Begin INFORMATION SHOWN

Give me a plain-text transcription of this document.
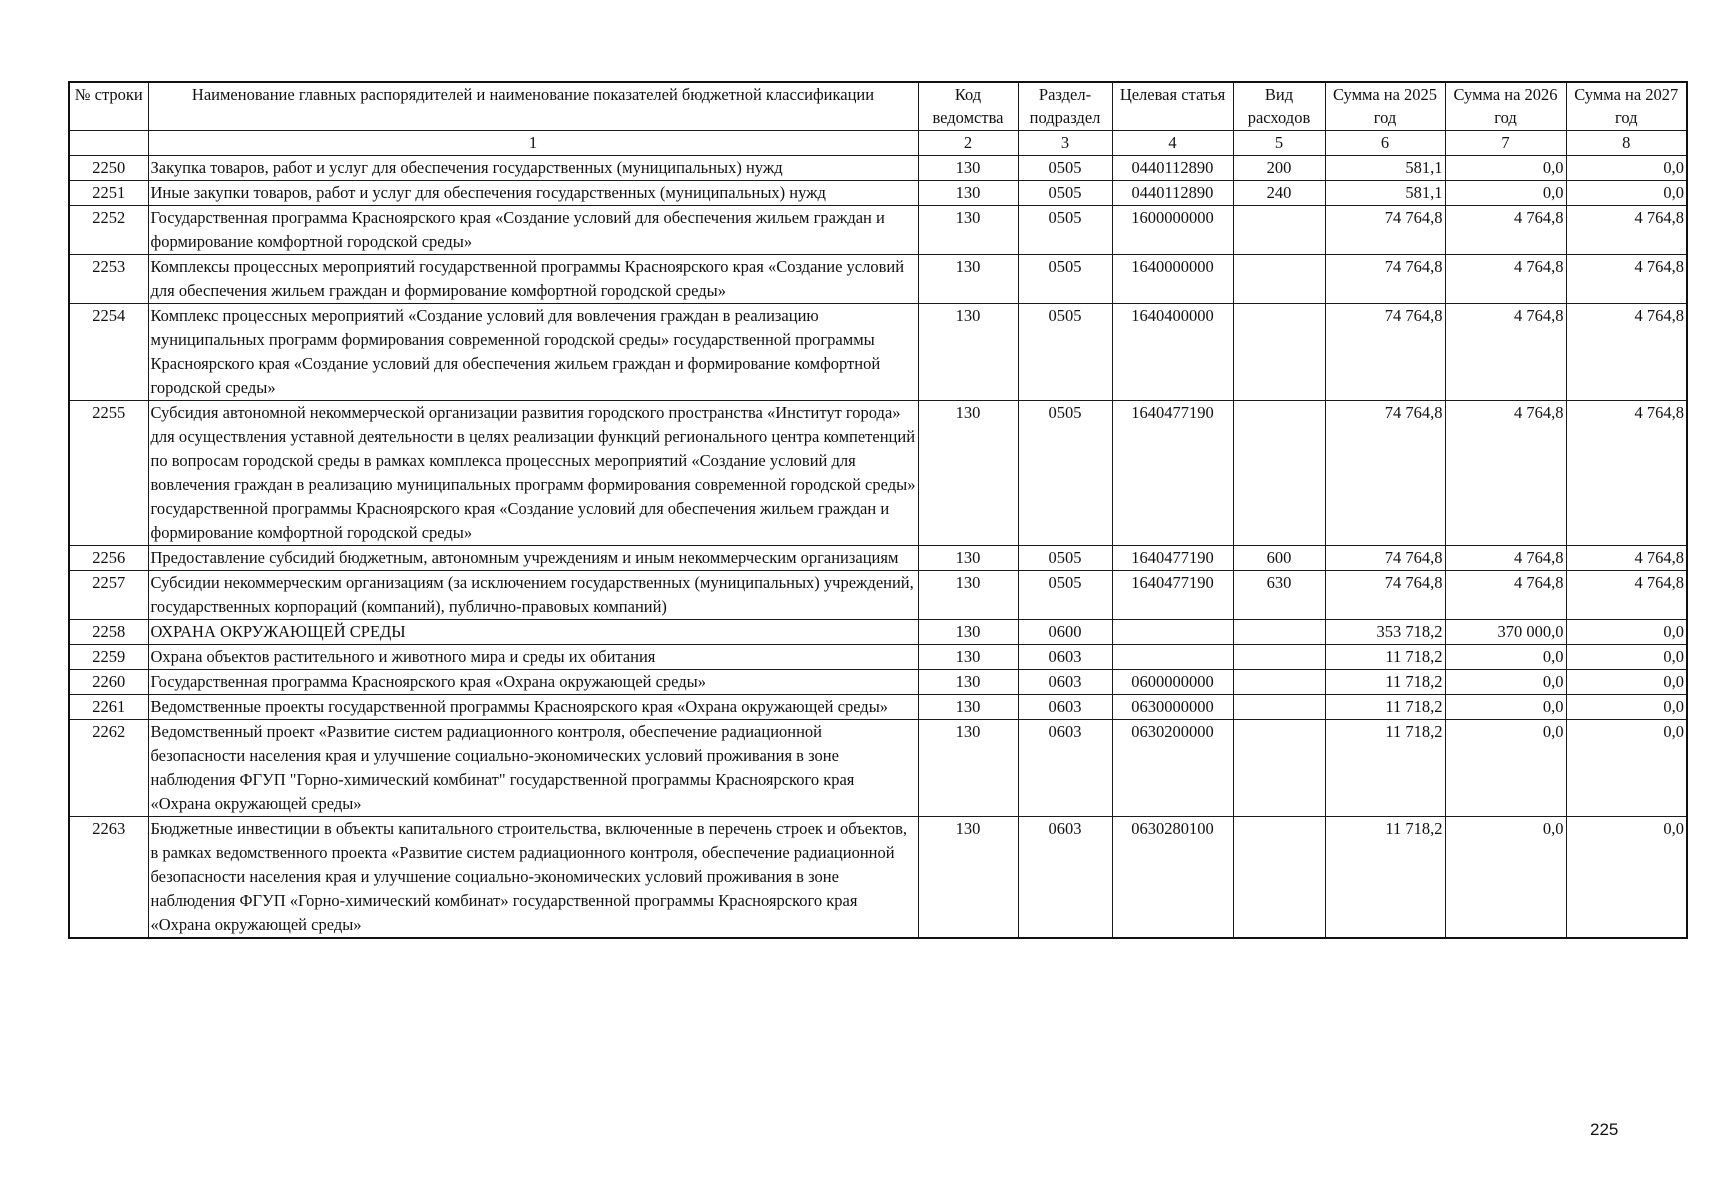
№ строки	Наименование главных распорядителей и наименование показателей бюджетной классификации	Код ведомства	Раздел-подраздел	Целевая статья	Вид расходов	Сумма на 2025 год	Сумма на 2026 год	Сумма на 2027 год
	1	2	3	4	5	6	7	8
2250	Закупка товаров, работ и услуг для обеспечения государственных (муниципальных) нужд	130	0505	0440112890	200	581,1	0,0	0,0
2251	Иные закупки товаров, работ и услуг для обеспечения государственных (муниципальных) нужд	130	0505	0440112890	240	581,1	0,0	0,0
2252	Государственная программа Красноярского края «Создание условий для обеспечения жильем граждан и формирование комфортной городской среды»	130	0505	1600000000		74 764,8	4 764,8	4 764,8
2253	Комплексы процессных мероприятий государственной программы Красноярского края «Создание условий для обеспечения жильем граждан и формирование комфортной городской среды»	130	0505	1640000000		74 764,8	4 764,8	4 764,8
2254	Комплекс процессных мероприятий «Создание условий для вовлечения граждан в реализацию муниципальных программ формирования современной городской среды» государственной программы Красноярского края «Создание условий для обеспечения жильем граждан и формирование комфортной городской среды»	130	0505	1640400000		74 764,8	4 764,8	4 764,8
2255	Субсидия автономной некоммерческой организации развития городского пространства «Институт города» для осуществления уставной деятельности в целях реализации функций регионального центра компетенций по вопросам городской среды в рамках комплекса процессных мероприятий «Создание условий для вовлечения граждан в реализацию муниципальных программ формирования современной городской среды» государственной программы Красноярского края «Создание условий для обеспечения жильем граждан и формирование комфортной городской среды»	130	0505	1640477190		74 764,8	4 764,8	4 764,8
2256	Предоставление субсидий бюджетным, автономным учреждениям и иным некоммерческим организациям	130	0505	1640477190	600	74 764,8	4 764,8	4 764,8
2257	Субсидии некоммерческим организациям (за исключением государственных (муниципальных) учреждений, государственных корпораций (компаний), публично-правовых компаний)	130	0505	1640477190	630	74 764,8	4 764,8	4 764,8
2258	ОХРАНА ОКРУЖАЮЩЕЙ СРЕДЫ	130	0600			353 718,2	370 000,0	0,0
2259	Охрана объектов растительного и животного мира и среды их обитания	130	0603			11 718,2	0,0	0,0
2260	Государственная программа Красноярского края «Охрана окружающей среды»	130	0603	0600000000		11 718,2	0,0	0,0
2261	Ведомственные проекты государственной программы Красноярского края «Охрана окружающей среды»	130	0603	0630000000		11 718,2	0,0	0,0
2262	Ведомственный проект «Развитие систем радиационного контроля, обеспечение радиационной безопасности населения края и улучшение социально-экономических условий проживания в зоне наблюдения ФГУП "Горно-химический комбинат" государственной программы Красноярского края «Охрана окружающей среды»	130	0603	0630200000		11 718,2	0,0	0,0
2263	Бюджетные инвестиции в объекты капитального строительства, включенные в перечень строек и объектов, в рамках ведомственного проекта «Развитие систем радиационного контроля, обеспечение радиационной безопасности населения края и улучшение социально-экономических условий проживания в зоне наблюдения ФГУП «Горно-химический комбинат» государственной программы Красноярского края «Охрана окружающей среды»	130	0603	0630280100		11 718,2	0,0	0,0
225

End INFORMATION SHOWN

▶ PROBLEM STATEMENT
Set down the material above as is, without any pictures.

▶ EXERCISE OUTPUT
Give me a plain-text transcription of this document.
№ строки	Наименование главных распорядителей и наименование показателей бюджетной классификации	Код ведомства	Раздел-подраздел	Целевая статья	Вид расходов	Сумма на 2025 год	Сумма на 2026 год	Сумма на 2027 год
	1	2	3	4	5	6	7	8
2250	Закупка товаров, работ и услуг для обеспечения государственных (муниципальных) нужд	130	0505	0440112890	200	581,1	0,0	0,0
2251	Иные закупки товаров, работ и услуг для обеспечения государственных (муниципальных) нужд	130	0505	0440112890	240	581,1	0,0	0,0
2252	Государственная программа Красноярского края «Создание условий для обеспечения жильем граждан и формирование комфортной городской среды»	130	0505	1600000000		74 764,8	4 764,8	4 764,8
2253	Комплексы процессных мероприятий государственной программы Красноярского края «Создание условий для обеспечения жильем граждан и формирование комфортной городской среды»	130	0505	1640000000		74 764,8	4 764,8	4 764,8
2254	Комплекс процессных мероприятий «Создание условий для вовлечения граждан в реализацию муниципальных программ формирования современной городской среды» государственной программы Красноярского края «Создание условий для обеспечения жильем граждан и формирование комфортной городской среды»	130	0505	1640400000		74 764,8	4 764,8	4 764,8
2255	Субсидия автономной некоммерческой организации развития городского пространства «Институт города» для осуществления уставной деятельности в целях реализации функций регионального центра компетенций по вопросам городской среды в рамках комплекса процессных мероприятий «Создание условий для вовлечения граждан в реализацию муниципальных программ формирования современной городской среды» государственной программы Красноярского края «Создание условий для обеспечения жильем граждан и формирование комфортной городской среды»	130	0505	1640477190		74 764,8	4 764,8	4 764,8
2256	Предоставление субсидий бюджетным, автономным учреждениям и иным некоммерческим организациям	130	0505	1640477190	600	74 764,8	4 764,8	4 764,8
2257	Субсидии некоммерческим организациям (за исключением государственных (муниципальных) учреждений, государственных корпораций (компаний), публично-правовых компаний)	130	0505	1640477190	630	74 764,8	4 764,8	4 764,8
2258	ОХРАНА ОКРУЖАЮЩЕЙ СРЕДЫ	130	0600			353 718,2	370 000,0	0,0
2259	Охрана объектов растительного и животного мира и среды их обитания	130	0603			11 718,2	0,0	0,0
2260	Государственная программа Красноярского края «Охрана окружающей среды»	130	0603	0600000000		11 718,2	0,0	0,0
2261	Ведомственные проекты государственной программы Красноярского края «Охрана окружающей среды»	130	0603	0630000000		11 718,2	0,0	0,0
2262	Ведомственный проект «Развитие систем радиационного контроля, обеспечение радиационной безопасности населения края и улучшение социально-экономических условий проживания в зоне наблюдения ФГУП "Горно-химический комбинат" государственной программы Красноярского края «Охрана окружающей среды»	130	0603	0630200000		11 718,2	0,0	0,0
2263	Бюджетные инвестиции в объекты капитального строительства, включенные в перечень строек и объектов, в рамках ведомственного проекта «Развитие систем радиационного контроля, обеспечение радиационной безопасности населения края и улучшение социально-экономических условий проживания в зоне наблюдения ФГУП «Горно-химический комбинат» государственной программы Красноярского края «Охрана окружающей среды»	130	0603	0630280100		11 718,2	0,0	0,0
225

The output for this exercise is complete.